(Stored data)
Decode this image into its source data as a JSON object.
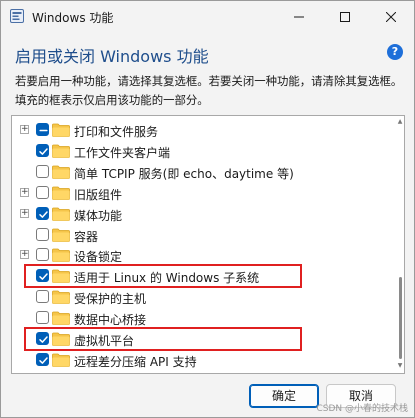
{
  "window": {
    "title": "Windows 功能",
    "heading": "启用或关闭 Windows 功能",
    "help_label": "?",
    "description": "若要启用一种功能，请选择其复选框。若要关闭一种功能，请清除其复选框。填充的框表示仅启用该功能的一部分。"
  },
  "features": [
    {
      "label": "打印和文件服务",
      "state": "partial",
      "expandable": true,
      "highlighted": false
    },
    {
      "label": "工作文件夹客户端",
      "state": "checked",
      "expandable": false,
      "highlighted": false
    },
    {
      "label": "简单 TCPIP 服务(即 echo、daytime 等)",
      "state": "unchecked",
      "expandable": false,
      "highlighted": false
    },
    {
      "label": "旧版组件",
      "state": "unchecked",
      "expandable": true,
      "highlighted": false
    },
    {
      "label": "媒体功能",
      "state": "checked",
      "expandable": true,
      "highlighted": false
    },
    {
      "label": "容器",
      "state": "unchecked",
      "expandable": false,
      "highlighted": false
    },
    {
      "label": "设备锁定",
      "state": "unchecked",
      "expandable": true,
      "highlighted": false
    },
    {
      "label": "适用于 Linux 的 Windows 子系统",
      "state": "checked",
      "expandable": false,
      "highlighted": true
    },
    {
      "label": "受保护的主机",
      "state": "unchecked",
      "expandable": false,
      "highlighted": false
    },
    {
      "label": "数据中心桥接",
      "state": "unchecked",
      "expandable": false,
      "highlighted": false
    },
    {
      "label": "虚拟机平台",
      "state": "checked",
      "expandable": false,
      "highlighted": true
    },
    {
      "label": "远程差分压缩 API 支持",
      "state": "checked",
      "expandable": false,
      "highlighted": false
    }
  ],
  "buttons": {
    "ok": "确定",
    "cancel": "取消"
  },
  "watermark": "CSDN @小春的技术栈",
  "colors": {
    "accent": "#005fb8",
    "folder": "#f5c54a",
    "highlight": "#e02020",
    "heading": "#1f4e8c"
  }
}
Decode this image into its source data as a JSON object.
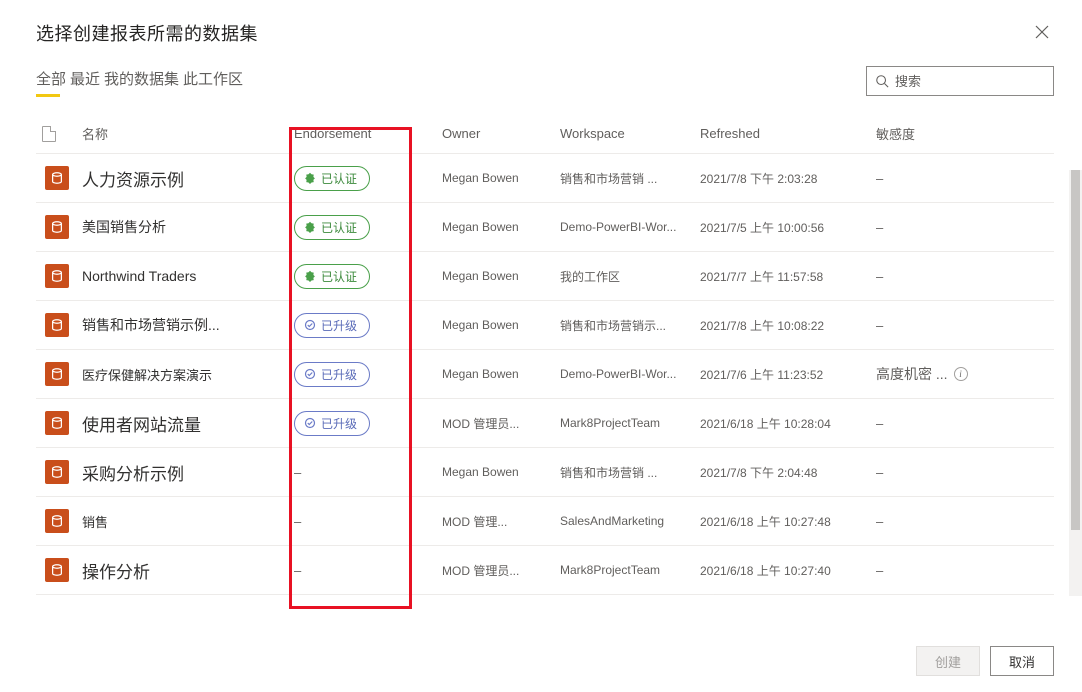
{
  "dialog": {
    "title": "选择创建报表所需的数据集",
    "tabs": [
      "全部",
      "最近",
      "我的数据集",
      "此工作区"
    ],
    "active_tab_index": 0,
    "search_placeholder": "搜索"
  },
  "columns": {
    "name": "名称",
    "endorsement": "Endorsement",
    "owner": "Owner",
    "workspace": "Workspace",
    "refreshed": "Refreshed",
    "sensitivity": "敏感度"
  },
  "badges": {
    "certified": "已认证",
    "promoted": "已升级"
  },
  "rows": [
    {
      "name": "人力资源示例",
      "name_size": "big",
      "endorsement": "certified",
      "owner": "Megan Bowen",
      "workspace": "销售和市场营销 ...",
      "refreshed": "2021/7/8 下午 2:03:28",
      "sensitivity": "–"
    },
    {
      "name": "美国销售分析",
      "name_size": "med",
      "endorsement": "certified",
      "owner": "Megan Bowen",
      "workspace": "Demo-PowerBI-Wor...",
      "refreshed": "2021/7/5 上午 10:00:56",
      "sensitivity": "–"
    },
    {
      "name": "Northwind Traders",
      "name_size": "med",
      "endorsement": "certified",
      "owner": "Megan  Bowen",
      "workspace": "我的工作区",
      "refreshed": "2021/7/7 上午 11:57:58",
      "sensitivity": "–"
    },
    {
      "name": "销售和市场营销示例...",
      "name_size": "med",
      "endorsement": "promoted",
      "owner": "Megan  Bowen",
      "workspace": "销售和市场营销示...",
      "refreshed": "2021/7/8 上午 10:08:22",
      "sensitivity": "–"
    },
    {
      "name": "医疗保健解决方案演示",
      "name_size": "",
      "endorsement": "promoted",
      "owner": "Megan Bowen",
      "workspace": "Demo-PowerBI-Wor...",
      "refreshed": "2021/7/6 上午 11:23:52",
      "sensitivity": "高度机密 ...",
      "info": true
    },
    {
      "name": "使用者网站流量",
      "name_size": "big",
      "endorsement": "promoted",
      "owner": "MOD 管理员...",
      "workspace": "Mark8ProjectTeam",
      "refreshed": "2021/6/18 上午 10:28:04",
      "sensitivity": "–"
    },
    {
      "name": "采购分析示例",
      "name_size": "big",
      "endorsement": "–",
      "owner": "Megan Bowen",
      "workspace": "销售和市场营销 ...",
      "refreshed": "2021/7/8 下午 2:04:48",
      "sensitivity": "–"
    },
    {
      "name": "销售",
      "name_size": "",
      "endorsement": "–",
      "owner": "MOD 管理...",
      "workspace": "SalesAndMarketing",
      "refreshed": "2021/6/18 上午 10:27:48",
      "sensitivity": "–"
    },
    {
      "name": "操作分析",
      "name_size": "big",
      "endorsement": "–",
      "owner": "MOD 管理员...",
      "workspace": "Mark8ProjectTeam",
      "refreshed": "2021/6/18 上午 10:27:40",
      "sensitivity": "–"
    }
  ],
  "footer": {
    "create": "创建",
    "cancel": "取消"
  }
}
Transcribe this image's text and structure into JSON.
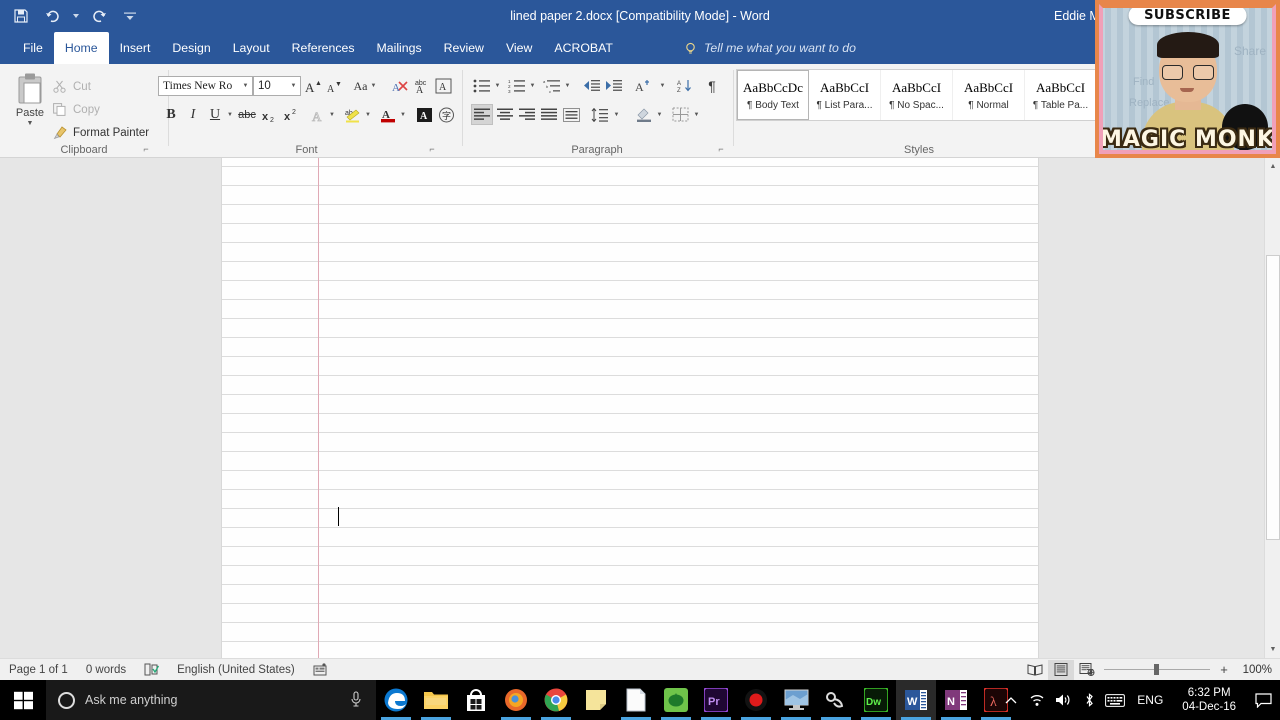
{
  "titlebar": {
    "document_title": "lined paper 2.docx [Compatibility Mode] - Word",
    "user": "Eddie Monk",
    "quick_access": [
      {
        "name": "save-icon",
        "label": "Save"
      },
      {
        "name": "undo-icon",
        "label": "Undo"
      },
      {
        "name": "redo-icon",
        "label": "Redo"
      },
      {
        "name": "customize-qat-icon",
        "label": "Customize Quick Access Toolbar"
      }
    ]
  },
  "ribbon": {
    "tabs": [
      {
        "label": "File",
        "active": false
      },
      {
        "label": "Home",
        "active": true
      },
      {
        "label": "Insert",
        "active": false
      },
      {
        "label": "Design",
        "active": false
      },
      {
        "label": "Layout",
        "active": false
      },
      {
        "label": "References",
        "active": false
      },
      {
        "label": "Mailings",
        "active": false
      },
      {
        "label": "Review",
        "active": false
      },
      {
        "label": "View",
        "active": false
      },
      {
        "label": "ACROBAT",
        "active": false
      }
    ],
    "tell_me": "Tell me what you want to do",
    "groups": {
      "clipboard": {
        "label": "Clipboard",
        "paste": "Paste",
        "cut": "Cut",
        "copy": "Copy",
        "format_painter": "Format Painter"
      },
      "font": {
        "label": "Font",
        "font_name": "Times New Ro",
        "font_size": "10",
        "buttons": [
          "Grow Font",
          "Shrink Font",
          "Change Case",
          "Clear Formatting",
          "Phonetic Guide",
          "Character Border",
          "Bold",
          "Italic",
          "Underline",
          "Strikethrough",
          "Subscript",
          "Superscript",
          "Text Effects",
          "Text Highlight Color",
          "Font Color",
          "Character Shading",
          "Enclose Characters"
        ]
      },
      "paragraph": {
        "label": "Paragraph",
        "buttons": [
          "Bullets",
          "Numbering",
          "Multilevel List",
          "Decrease Indent",
          "Increase Indent",
          "Sort",
          "Show/Hide",
          "Align Left",
          "Center",
          "Align Right",
          "Justify",
          "Distributed",
          "Line and Paragraph Spacing",
          "Shading",
          "Borders"
        ]
      },
      "styles": {
        "label": "Styles",
        "items": [
          {
            "preview": "AaBbCcDc",
            "name": "Body Text",
            "active": true
          },
          {
            "preview": "AaBbCcI",
            "name": "List Para...",
            "active": false
          },
          {
            "preview": "AaBbCcI",
            "name": "No Spac...",
            "active": false
          },
          {
            "preview": "AaBbCcI",
            "name": "Normal",
            "active": false
          },
          {
            "preview": "AaBbCcI",
            "name": "Table Pa...",
            "active": false
          }
        ]
      }
    }
  },
  "document": {
    "line_count": 26,
    "line_spacing_px": 19,
    "ruled_line_color": "#dcdcdc",
    "margin_line_color": "#e0a9b5",
    "page_background": "#fefefe",
    "workspace_background": "#e6e6e6",
    "body_text": ""
  },
  "scrollbar": {
    "up_arrow": "▲",
    "down_arrow": "▼"
  },
  "statusbar": {
    "page": "Page 1 of 1",
    "words": "0 words",
    "proofing_icon": "proofing-errors-icon",
    "language": "English (United States)",
    "macro_icon": "macro-record-icon",
    "views": [
      {
        "name": "read-mode",
        "selected": false
      },
      {
        "name": "print-layout",
        "selected": true
      },
      {
        "name": "web-layout",
        "selected": false
      }
    ],
    "zoom_out": "−",
    "zoom_in": "+",
    "zoom_level": "100%"
  },
  "taskbar": {
    "start_label": "Start",
    "cortana_placeholder": "Ask me anything",
    "mic_icon": "microphone-icon",
    "apps": [
      {
        "name": "edge",
        "label": "Microsoft Edge",
        "running": true
      },
      {
        "name": "file-explorer",
        "label": "File Explorer",
        "running": true
      },
      {
        "name": "store",
        "label": "Microsoft Store",
        "running": false
      },
      {
        "name": "firefox",
        "label": "Mozilla Firefox",
        "running": true
      },
      {
        "name": "chrome",
        "label": "Google Chrome",
        "running": true
      },
      {
        "name": "sticky-notes",
        "label": "Sticky Notes",
        "running": false
      },
      {
        "name": "notepad",
        "label": "Notepad",
        "running": true
      },
      {
        "name": "camtasia",
        "label": "Camtasia",
        "running": true
      },
      {
        "name": "premiere-pro",
        "label": "Adobe Premiere Pro",
        "running": true
      },
      {
        "name": "recorder",
        "label": "Screen Recorder",
        "running": true
      },
      {
        "name": "remote-desktop",
        "label": "Remote Desktop",
        "running": true
      },
      {
        "name": "snagit",
        "label": "Snagit",
        "running": true
      },
      {
        "name": "dreamweaver",
        "label": "Adobe Dreamweaver",
        "running": true
      },
      {
        "name": "word",
        "label": "Microsoft Word",
        "running": true
      },
      {
        "name": "onenote",
        "label": "Microsoft OneNote",
        "running": true
      },
      {
        "name": "acrobat",
        "label": "Adobe Acrobat",
        "running": true
      }
    ],
    "tray": {
      "show_hidden": "^",
      "network_icon": "wifi-icon",
      "volume_icon": "speaker-icon",
      "bluetooth_icon": "bluetooth-icon",
      "keyboard_icon": "touch-keyboard-icon",
      "language": "ENG",
      "time": "6:32 PM",
      "date": "04-Dec-16",
      "action_center": "notification-icon"
    }
  },
  "webcam_overlay": {
    "subscribe_text": "SUBSCRIBE",
    "channel_name": "MAGIC MONK",
    "ghost_labels": [
      "Share",
      "Find",
      "Replace"
    ],
    "border_color": "#e8864a",
    "accent_color": "#f0a0b8"
  },
  "colors": {
    "word_blue": "#2b579a",
    "ribbon_bg": "#f3f3f3",
    "workspace": "#e6e6e6",
    "taskbar": "#000000",
    "accent_highlight": "#4aa3e0"
  }
}
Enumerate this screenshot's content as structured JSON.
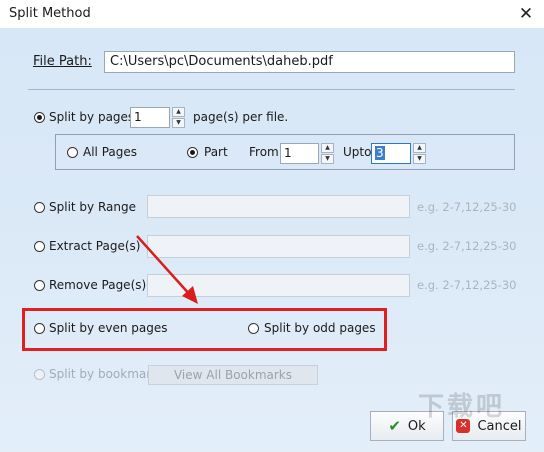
{
  "window": {
    "title": "Split Method"
  },
  "file_path": {
    "label": "File Path:",
    "value": "C:\\Users\\pc\\Documents\\daheb.pdf"
  },
  "split_by_pages": {
    "label": "Split by pages",
    "value": "1",
    "suffix": "page(s) per file.",
    "all_pages_label": "All Pages",
    "part_label": "Part",
    "from_label": "From",
    "from_value": "1",
    "upto_label": "Upto",
    "upto_value": "3"
  },
  "split_by_range": {
    "label": "Split by Range",
    "hint": "e.g. 2-7,12,25-30"
  },
  "extract_pages": {
    "label": "Extract Page(s)",
    "hint": "e.g. 2-7,12,25-30"
  },
  "remove_pages": {
    "label": "Remove Page(s)",
    "hint": "e.g. 2-7,12,25-30"
  },
  "split_even": {
    "label": "Split by even pages"
  },
  "split_odd": {
    "label": "Split by odd pages"
  },
  "split_bookmark": {
    "label": "Split by bookmark",
    "button": "View All Bookmarks"
  },
  "buttons": {
    "ok": "Ok",
    "cancel": "Cancel"
  },
  "watermark": {
    "text": "下载吧"
  },
  "colors": {
    "highlight_box": "#e02020",
    "arrow": "#d91e1e",
    "link_blue": "#0a5fc4",
    "background": "#dbe9f7"
  }
}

▸ **SET EXERCISE**
Write out exactly the lines beginning with the line that holds "Enumerate this screenshot's" and ending with the final line of the data, both ends included, without the pictures.

▸ **CORRECT OUTPUT**
Enumerate this screenshot's content as structured JSON.
{
  "window": {
    "title": "Split Method"
  },
  "file_path": {
    "label": "File Path:",
    "value": "C:\\Users\\pc\\Documents\\daheb.pdf"
  },
  "split_by_pages": {
    "label": "Split by pages",
    "value": "1",
    "suffix": "page(s) per file.",
    "all_pages_label": "All Pages",
    "part_label": "Part",
    "from_label": "From",
    "from_value": "1",
    "upto_label": "Upto",
    "upto_value": "3"
  },
  "split_by_range": {
    "label": "Split by Range",
    "hint": "e.g. 2-7,12,25-30"
  },
  "extract_pages": {
    "label": "Extract Page(s)",
    "hint": "e.g. 2-7,12,25-30"
  },
  "remove_pages": {
    "label": "Remove Page(s)",
    "hint": "e.g. 2-7,12,25-30"
  },
  "split_even": {
    "label": "Split by even pages"
  },
  "split_odd": {
    "label": "Split by odd pages"
  },
  "split_bookmark": {
    "label": "Split by bookmark",
    "button": "View All Bookmarks"
  },
  "buttons": {
    "ok": "Ok",
    "cancel": "Cancel"
  },
  "watermark": {
    "text": "下载吧"
  },
  "colors": {
    "highlight_box": "#e02020",
    "arrow": "#d91e1e",
    "link_blue": "#0a5fc4",
    "background": "#dbe9f7"
  }
}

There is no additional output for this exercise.